• [EXERCISE DESCRIPTION]:
Only a number is required: how many lines of the material contain the word "title"?

======== GIVEN INFORMATION ========

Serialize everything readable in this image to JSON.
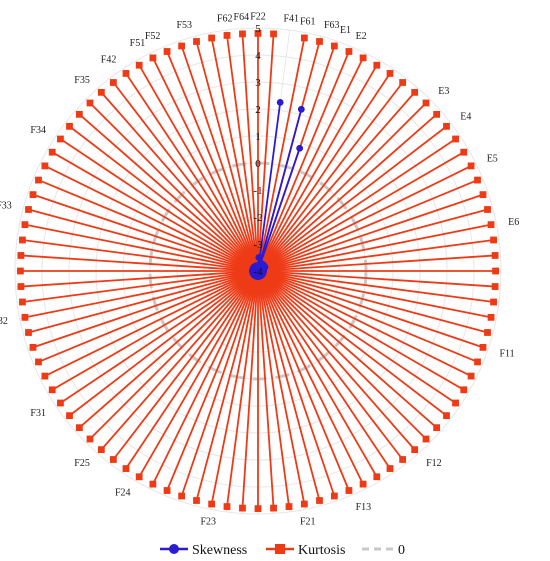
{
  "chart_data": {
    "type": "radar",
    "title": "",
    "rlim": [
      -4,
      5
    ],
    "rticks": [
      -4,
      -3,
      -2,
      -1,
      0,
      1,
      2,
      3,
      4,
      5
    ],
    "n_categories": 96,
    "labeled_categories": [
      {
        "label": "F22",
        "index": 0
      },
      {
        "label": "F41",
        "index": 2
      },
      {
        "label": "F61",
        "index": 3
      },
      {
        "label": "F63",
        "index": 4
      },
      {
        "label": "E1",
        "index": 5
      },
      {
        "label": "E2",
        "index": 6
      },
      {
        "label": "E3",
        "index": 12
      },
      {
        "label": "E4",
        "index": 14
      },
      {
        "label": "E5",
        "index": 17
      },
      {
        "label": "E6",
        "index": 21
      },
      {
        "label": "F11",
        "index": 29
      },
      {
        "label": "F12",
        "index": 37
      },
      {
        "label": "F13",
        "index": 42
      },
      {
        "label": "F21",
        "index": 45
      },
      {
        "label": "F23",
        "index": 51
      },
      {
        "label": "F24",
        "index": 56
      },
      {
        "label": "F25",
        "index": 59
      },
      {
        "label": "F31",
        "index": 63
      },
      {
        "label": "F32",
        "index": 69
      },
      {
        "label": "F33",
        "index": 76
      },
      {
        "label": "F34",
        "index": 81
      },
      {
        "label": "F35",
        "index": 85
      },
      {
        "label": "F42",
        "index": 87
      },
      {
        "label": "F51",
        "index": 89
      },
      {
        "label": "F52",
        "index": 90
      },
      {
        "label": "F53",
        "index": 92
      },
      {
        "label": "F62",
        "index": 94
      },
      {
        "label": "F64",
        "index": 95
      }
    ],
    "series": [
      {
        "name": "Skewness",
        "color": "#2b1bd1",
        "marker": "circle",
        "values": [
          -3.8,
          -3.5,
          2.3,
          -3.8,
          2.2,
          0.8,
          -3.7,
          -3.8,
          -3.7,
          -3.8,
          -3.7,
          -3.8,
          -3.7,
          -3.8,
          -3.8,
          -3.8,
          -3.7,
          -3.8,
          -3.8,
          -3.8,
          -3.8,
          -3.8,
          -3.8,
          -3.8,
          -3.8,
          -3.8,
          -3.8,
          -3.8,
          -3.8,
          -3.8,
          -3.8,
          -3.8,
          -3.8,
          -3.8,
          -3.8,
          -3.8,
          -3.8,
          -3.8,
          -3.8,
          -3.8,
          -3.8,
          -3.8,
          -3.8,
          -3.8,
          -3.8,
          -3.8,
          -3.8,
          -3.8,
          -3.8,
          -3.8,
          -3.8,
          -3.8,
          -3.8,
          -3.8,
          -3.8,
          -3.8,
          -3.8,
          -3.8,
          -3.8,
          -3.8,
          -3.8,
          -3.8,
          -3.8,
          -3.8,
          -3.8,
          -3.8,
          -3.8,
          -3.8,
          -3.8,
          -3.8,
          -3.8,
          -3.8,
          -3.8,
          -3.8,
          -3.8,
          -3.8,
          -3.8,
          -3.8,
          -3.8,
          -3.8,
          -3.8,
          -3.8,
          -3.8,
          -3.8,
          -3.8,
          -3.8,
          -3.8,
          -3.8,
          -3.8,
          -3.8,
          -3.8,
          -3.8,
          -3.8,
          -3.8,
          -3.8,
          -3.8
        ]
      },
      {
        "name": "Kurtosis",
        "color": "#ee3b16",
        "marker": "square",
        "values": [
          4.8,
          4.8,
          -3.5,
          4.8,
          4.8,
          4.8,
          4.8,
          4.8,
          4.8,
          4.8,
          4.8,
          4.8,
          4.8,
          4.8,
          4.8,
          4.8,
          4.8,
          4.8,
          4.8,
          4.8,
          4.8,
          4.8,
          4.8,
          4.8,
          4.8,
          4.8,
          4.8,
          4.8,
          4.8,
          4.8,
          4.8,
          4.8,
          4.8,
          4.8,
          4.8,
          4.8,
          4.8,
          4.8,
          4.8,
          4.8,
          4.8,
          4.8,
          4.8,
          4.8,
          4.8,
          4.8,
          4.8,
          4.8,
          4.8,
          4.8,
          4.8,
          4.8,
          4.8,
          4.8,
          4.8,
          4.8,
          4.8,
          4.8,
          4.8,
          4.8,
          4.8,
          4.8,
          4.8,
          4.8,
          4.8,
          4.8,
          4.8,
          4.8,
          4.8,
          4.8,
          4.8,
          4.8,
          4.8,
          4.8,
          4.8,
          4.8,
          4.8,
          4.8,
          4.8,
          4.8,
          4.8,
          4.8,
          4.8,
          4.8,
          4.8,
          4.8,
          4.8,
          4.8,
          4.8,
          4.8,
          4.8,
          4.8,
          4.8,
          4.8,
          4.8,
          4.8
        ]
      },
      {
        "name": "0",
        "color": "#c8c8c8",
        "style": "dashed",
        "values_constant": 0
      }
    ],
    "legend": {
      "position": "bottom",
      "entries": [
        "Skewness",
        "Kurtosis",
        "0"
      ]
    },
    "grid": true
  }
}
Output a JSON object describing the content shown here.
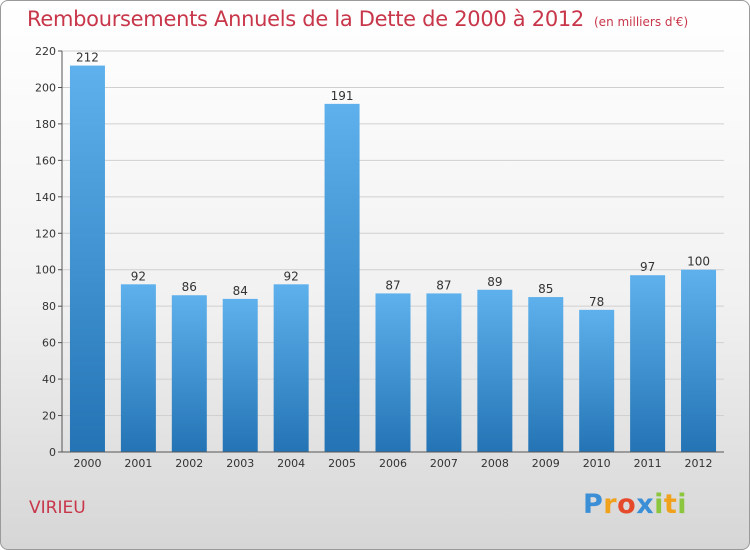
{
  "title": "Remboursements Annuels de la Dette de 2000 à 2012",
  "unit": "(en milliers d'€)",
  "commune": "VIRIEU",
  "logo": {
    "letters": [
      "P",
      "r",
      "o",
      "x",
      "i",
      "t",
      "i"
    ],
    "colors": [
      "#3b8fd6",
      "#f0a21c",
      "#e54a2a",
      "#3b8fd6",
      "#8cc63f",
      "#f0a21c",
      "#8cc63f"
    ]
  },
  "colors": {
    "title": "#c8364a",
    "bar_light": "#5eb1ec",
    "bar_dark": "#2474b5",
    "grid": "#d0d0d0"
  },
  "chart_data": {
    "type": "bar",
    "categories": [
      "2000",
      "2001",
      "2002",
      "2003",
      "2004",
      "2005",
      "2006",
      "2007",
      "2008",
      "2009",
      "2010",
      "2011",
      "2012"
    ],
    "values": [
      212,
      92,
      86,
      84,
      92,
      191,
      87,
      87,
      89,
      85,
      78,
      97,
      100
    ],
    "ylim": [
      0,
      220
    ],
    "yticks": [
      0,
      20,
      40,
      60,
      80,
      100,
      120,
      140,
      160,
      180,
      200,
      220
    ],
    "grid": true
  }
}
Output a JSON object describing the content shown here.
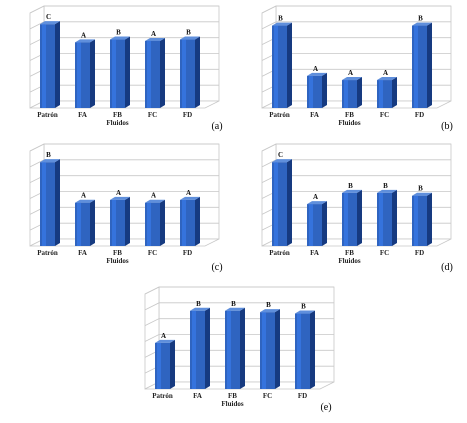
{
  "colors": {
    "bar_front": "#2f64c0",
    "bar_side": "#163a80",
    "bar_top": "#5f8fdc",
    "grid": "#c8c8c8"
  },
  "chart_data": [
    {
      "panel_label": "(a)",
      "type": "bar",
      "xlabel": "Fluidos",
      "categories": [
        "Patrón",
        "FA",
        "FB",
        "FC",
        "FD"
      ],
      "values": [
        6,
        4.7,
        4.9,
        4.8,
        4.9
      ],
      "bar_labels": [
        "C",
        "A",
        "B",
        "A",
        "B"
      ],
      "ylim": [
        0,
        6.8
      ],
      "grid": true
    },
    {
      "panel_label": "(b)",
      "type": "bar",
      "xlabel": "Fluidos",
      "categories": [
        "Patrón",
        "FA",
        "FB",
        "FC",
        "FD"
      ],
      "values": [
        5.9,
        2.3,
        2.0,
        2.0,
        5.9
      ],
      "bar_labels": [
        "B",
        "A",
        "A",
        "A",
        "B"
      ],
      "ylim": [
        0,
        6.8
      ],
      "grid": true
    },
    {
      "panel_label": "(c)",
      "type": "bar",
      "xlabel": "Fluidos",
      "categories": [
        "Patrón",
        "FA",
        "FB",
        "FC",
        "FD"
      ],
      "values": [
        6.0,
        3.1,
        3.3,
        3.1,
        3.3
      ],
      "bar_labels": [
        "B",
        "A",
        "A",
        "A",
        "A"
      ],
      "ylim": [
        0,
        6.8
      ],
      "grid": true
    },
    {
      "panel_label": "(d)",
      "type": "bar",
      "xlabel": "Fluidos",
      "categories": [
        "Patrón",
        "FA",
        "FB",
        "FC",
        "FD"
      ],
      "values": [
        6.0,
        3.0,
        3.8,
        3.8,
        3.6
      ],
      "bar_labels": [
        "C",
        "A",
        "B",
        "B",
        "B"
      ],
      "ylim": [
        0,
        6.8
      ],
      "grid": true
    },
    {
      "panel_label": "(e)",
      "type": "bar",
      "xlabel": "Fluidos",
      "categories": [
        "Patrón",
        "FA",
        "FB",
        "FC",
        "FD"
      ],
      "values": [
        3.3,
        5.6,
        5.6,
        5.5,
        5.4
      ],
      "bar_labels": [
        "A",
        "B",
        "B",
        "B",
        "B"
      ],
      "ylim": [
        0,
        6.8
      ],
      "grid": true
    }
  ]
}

========

• [SOLUTION TO THIS EXERCISE]:
3